Look through the listing below and work out how many of its lines hold the word "контактные". Give only the number.

THE INPUT –

—————

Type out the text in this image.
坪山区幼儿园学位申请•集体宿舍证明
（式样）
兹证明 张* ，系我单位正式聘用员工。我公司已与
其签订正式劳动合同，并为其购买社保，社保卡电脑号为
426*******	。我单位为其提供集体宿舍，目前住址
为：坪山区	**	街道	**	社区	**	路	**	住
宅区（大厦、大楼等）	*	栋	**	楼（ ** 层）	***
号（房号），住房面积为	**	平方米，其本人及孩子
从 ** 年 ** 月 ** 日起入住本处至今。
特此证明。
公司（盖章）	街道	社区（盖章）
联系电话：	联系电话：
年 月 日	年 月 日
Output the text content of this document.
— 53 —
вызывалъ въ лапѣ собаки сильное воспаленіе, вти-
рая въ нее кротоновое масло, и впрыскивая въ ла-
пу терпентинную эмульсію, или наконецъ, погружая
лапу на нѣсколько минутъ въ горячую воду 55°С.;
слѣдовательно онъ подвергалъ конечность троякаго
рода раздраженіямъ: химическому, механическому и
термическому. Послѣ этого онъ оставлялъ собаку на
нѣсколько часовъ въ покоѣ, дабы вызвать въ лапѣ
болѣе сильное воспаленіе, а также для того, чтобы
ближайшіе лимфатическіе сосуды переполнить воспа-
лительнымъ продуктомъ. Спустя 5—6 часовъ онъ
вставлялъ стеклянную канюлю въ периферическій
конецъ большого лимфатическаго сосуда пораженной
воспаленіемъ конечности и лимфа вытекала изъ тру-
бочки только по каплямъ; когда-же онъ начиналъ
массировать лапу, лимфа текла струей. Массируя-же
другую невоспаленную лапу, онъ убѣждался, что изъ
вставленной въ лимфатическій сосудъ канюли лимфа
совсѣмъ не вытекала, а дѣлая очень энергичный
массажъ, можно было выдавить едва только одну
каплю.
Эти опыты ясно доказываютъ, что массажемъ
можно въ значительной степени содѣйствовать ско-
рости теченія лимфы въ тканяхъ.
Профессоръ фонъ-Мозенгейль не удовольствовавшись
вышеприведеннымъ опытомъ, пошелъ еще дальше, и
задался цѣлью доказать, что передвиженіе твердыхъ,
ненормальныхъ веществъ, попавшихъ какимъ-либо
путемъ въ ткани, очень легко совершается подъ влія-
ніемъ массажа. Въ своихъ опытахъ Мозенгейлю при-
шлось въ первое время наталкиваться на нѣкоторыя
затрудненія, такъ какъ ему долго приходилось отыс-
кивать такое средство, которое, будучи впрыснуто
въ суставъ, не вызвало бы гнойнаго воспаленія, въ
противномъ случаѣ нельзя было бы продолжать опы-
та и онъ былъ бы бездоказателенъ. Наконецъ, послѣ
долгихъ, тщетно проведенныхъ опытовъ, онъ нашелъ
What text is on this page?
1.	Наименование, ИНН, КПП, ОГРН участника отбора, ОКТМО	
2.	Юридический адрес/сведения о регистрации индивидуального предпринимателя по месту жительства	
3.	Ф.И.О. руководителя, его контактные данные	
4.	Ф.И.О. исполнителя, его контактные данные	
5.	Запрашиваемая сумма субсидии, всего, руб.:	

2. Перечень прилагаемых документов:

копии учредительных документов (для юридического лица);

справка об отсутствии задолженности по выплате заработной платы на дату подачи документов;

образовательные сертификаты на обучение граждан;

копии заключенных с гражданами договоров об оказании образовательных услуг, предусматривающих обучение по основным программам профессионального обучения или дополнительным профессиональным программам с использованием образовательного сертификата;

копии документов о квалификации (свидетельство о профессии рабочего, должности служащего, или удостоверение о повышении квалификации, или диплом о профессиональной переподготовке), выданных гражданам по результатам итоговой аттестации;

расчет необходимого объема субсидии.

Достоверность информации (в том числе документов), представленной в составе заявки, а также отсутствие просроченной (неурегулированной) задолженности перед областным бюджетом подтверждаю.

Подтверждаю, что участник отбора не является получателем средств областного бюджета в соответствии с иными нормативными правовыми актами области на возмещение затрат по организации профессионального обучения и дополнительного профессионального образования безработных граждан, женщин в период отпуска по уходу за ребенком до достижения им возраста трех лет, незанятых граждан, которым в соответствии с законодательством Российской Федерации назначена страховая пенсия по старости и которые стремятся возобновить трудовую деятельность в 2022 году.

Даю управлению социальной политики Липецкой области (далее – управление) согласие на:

—————

FINAL ANSWER –
2